_GOAL OF THE EXERCISE_
Each line below that contains "this" counts once; report the total and nothing more.
┏━━
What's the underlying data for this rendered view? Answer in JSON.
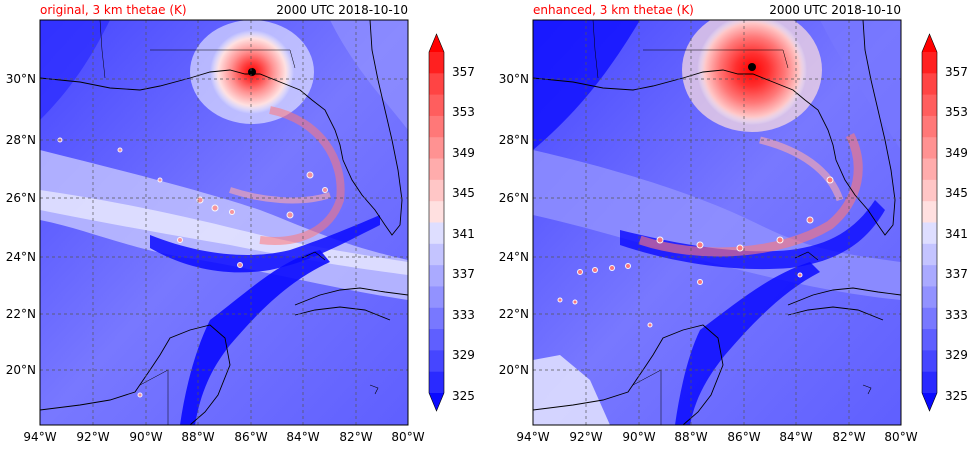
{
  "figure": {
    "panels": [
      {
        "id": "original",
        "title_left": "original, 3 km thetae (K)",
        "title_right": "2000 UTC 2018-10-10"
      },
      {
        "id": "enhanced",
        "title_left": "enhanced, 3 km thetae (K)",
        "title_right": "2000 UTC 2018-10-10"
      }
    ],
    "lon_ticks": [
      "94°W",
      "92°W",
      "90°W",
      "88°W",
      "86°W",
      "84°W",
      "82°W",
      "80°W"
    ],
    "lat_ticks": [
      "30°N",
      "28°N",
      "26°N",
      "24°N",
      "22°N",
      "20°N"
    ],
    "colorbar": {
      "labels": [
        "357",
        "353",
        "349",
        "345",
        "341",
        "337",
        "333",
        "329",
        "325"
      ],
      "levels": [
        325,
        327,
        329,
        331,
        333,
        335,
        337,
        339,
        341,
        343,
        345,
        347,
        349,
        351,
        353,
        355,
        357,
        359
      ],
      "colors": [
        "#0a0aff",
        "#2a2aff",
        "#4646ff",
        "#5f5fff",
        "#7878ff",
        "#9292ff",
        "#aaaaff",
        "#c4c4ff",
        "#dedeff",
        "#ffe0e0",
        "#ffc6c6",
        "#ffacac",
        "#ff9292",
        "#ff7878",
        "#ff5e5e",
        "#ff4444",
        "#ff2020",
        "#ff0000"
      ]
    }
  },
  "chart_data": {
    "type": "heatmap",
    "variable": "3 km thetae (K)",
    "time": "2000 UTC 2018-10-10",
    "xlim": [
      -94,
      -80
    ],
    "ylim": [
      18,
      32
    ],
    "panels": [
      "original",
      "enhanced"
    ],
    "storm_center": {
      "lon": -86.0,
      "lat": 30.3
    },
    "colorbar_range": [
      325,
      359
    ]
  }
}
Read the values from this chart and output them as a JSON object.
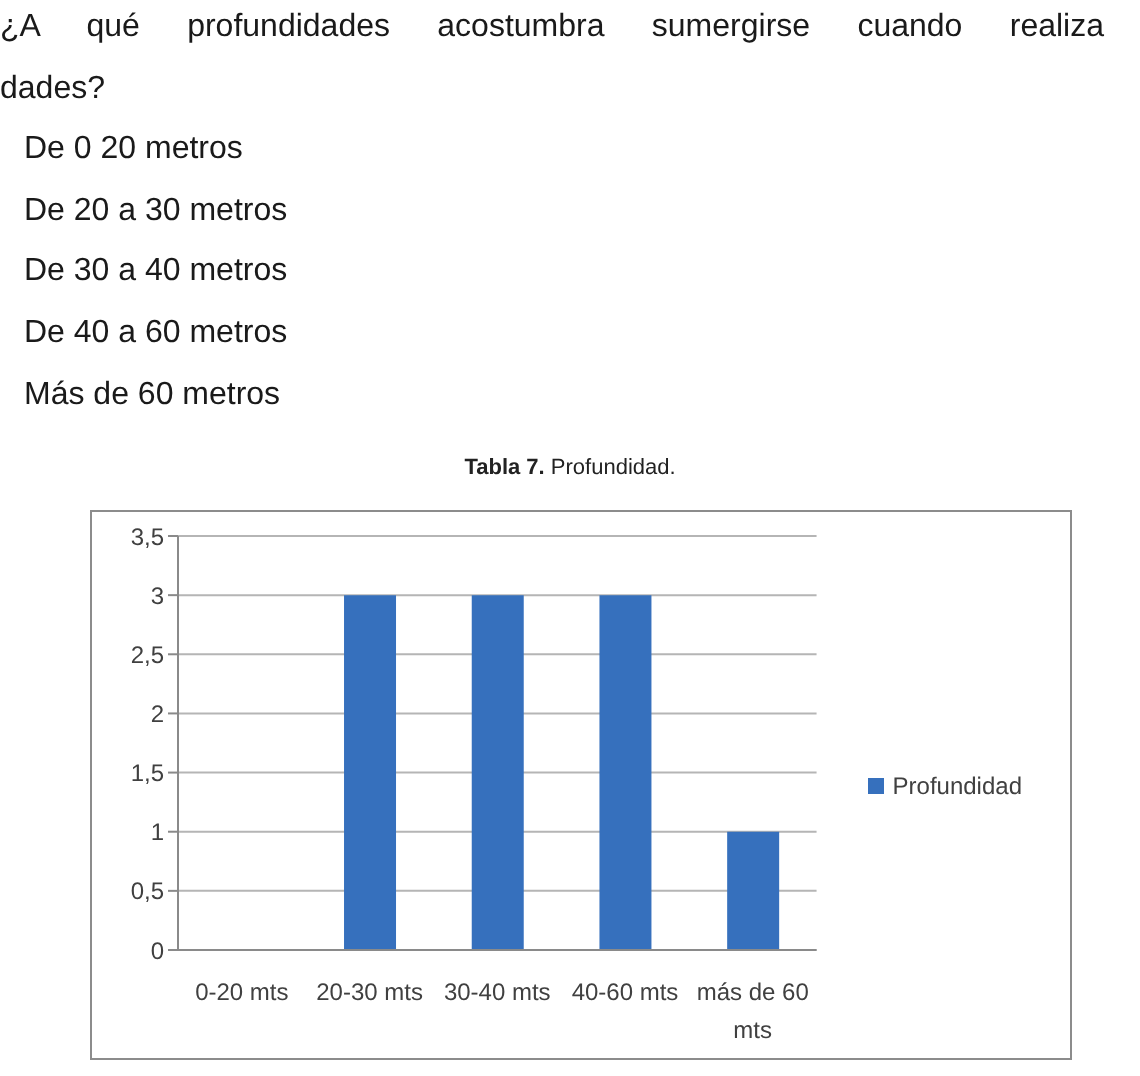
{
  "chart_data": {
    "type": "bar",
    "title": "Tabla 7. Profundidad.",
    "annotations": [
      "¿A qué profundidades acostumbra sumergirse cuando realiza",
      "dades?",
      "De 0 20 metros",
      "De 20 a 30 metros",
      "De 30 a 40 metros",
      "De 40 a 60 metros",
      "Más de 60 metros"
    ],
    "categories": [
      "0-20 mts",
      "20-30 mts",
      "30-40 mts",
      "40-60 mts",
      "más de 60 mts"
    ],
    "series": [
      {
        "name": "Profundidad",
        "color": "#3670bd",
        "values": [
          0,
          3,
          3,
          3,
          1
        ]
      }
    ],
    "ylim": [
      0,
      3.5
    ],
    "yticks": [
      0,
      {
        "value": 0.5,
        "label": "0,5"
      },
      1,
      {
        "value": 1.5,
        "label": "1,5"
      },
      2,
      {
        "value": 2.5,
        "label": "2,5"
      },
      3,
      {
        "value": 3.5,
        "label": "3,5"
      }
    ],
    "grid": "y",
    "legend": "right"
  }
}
┗━━
_FINISHED EXERCISE_
2